* Task statement *
Copy the records below exactly, leaving out every picture.

* Data records *

+--

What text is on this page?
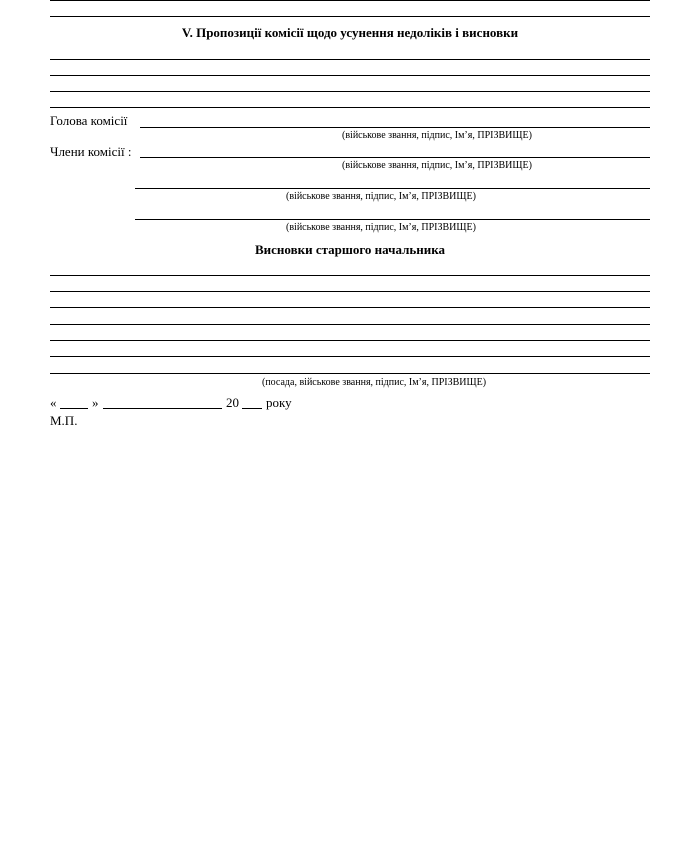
V. Пропозиції комісії щодо усунення недоліків і висновки
Голова комісії
(військове звання, підпис, Ім’я, ПРІЗВИЩЕ)
Члени комісії :
(військове звання, підпис, Ім’я, ПРІЗВИЩЕ)
(військове звання, підпис, Ім’я, ПРІЗВИЩЕ)
(військове звання, підпис, Ім’я, ПРІЗВИЩЕ)
Висновки старшого начальника
(посада, військове звання, підпис, Ім’я, ПРІЗВИЩЕ)
«	»	20 року
М.П.
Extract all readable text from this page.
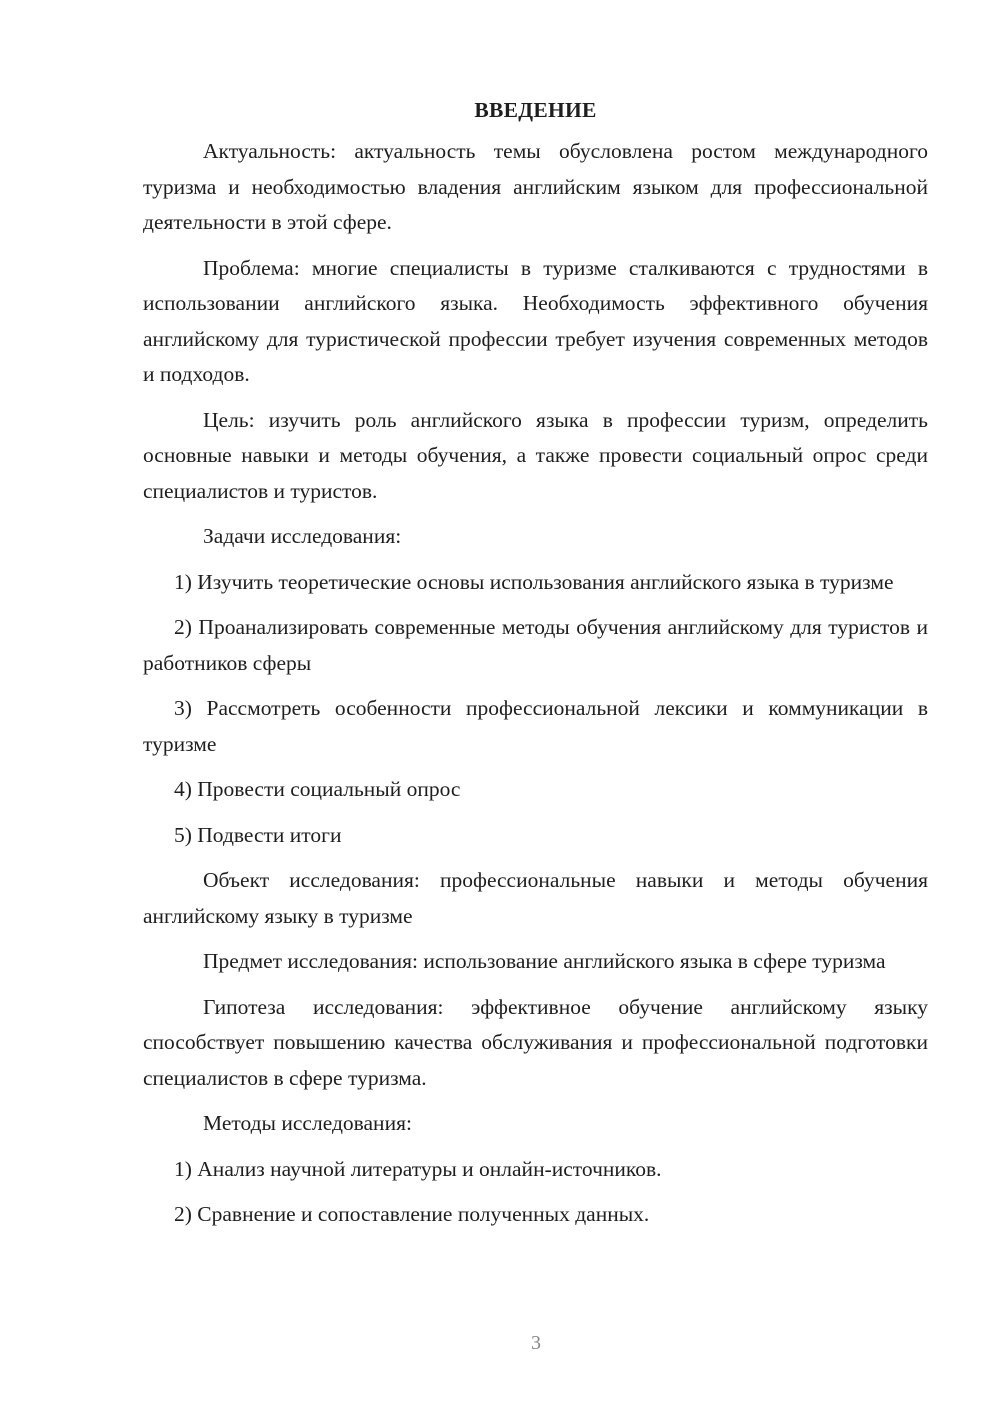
ВВЕДЕНИЕ

Актуальность: актуальность темы обусловлена ростом международного туризма и необходимостью владения английским языком для профессиональной деятельности в этой сфере.

Проблема: многие специалисты в туризме сталкиваются с трудностями в использовании английского языка. Необходимость эффективного обучения английскому для туристической профессии требует изучения современных методов и подходов.

Цель: изучить роль английского языка в профессии туризм, определить основные навыки и методы обучения, а также провести социальный опрос среди специалистов и туристов.

Задачи исследования:

1) Изучить теоретические основы использования английского языка в туризме

2) Проанализировать современные методы обучения английскому для туристов и работников сферы

3) Рассмотреть особенности профессиональной лексики и коммуникации в туризме

4) Провести социальный опрос

5) Подвести итоги

Объект исследования: профессиональные навыки и методы обучения английскому языку в туризме

Предмет исследования: использование английского языка в сфере туризма

Гипотеза исследования: эффективное обучение английскому языку способствует повышению качества обслуживания и профессиональной подготовки специалистов в сфере туризма.

Методы исследования:

1) Анализ научной литературы и онлайн-источников.

2) Сравнение и сопоставление полученных данных.

3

+--

* Reply *
What text is on this page?
V. Пропозиції комісії щодо усунення недоліків і висновки
Голова комісії
(військове звання, підпис, Ім’я, ПРІЗВИЩЕ)
Члени комісії :
(військове звання, підпис, Ім’я, ПРІЗВИЩЕ)
(військове звання, підпис, Ім’я, ПРІЗВИЩЕ)
(військове звання, підпис, Ім’я, ПРІЗВИЩЕ)
Висновки старшого начальника
(посада, військове звання, підпис, Ім’я, ПРІЗВИЩЕ)
«	»	20 року
М.П.
Extract all readable text from this page.
ВВЕДЕНИЕ

Актуальность: актуальность темы обусловлена ростом международного туризма и необходимостью владения английским языком для профессиональной деятельности в этой сфере.

Проблема: многие специалисты в туризме сталкиваются с трудностями в использовании английского языка. Необходимость эффективного обучения английскому для туристической профессии требует изучения современных методов и подходов.

Цель: изучить роль английского языка в профессии туризм, определить основные навыки и методы обучения, а также провести социальный опрос среди специалистов и туристов.

Задачи исследования:

1) Изучить теоретические основы использования английского языка в туризме

2) Проанализировать современные методы обучения английскому для туристов и работников сферы

3) Рассмотреть особенности профессиональной лексики и коммуникации в туризме

4) Провести социальный опрос

5) Подвести итоги

Объект исследования: профессиональные навыки и методы обучения английскому языку в туризме

Предмет исследования: использование английского языка в сфере туризма

Гипотеза исследования: эффективное обучение английскому языку способствует повышению качества обслуживания и профессиональной подготовки специалистов в сфере туризма.

Методы исследования:

1) Анализ научной литературы и онлайн-источников.

2) Сравнение и сопоставление полученных данных.

3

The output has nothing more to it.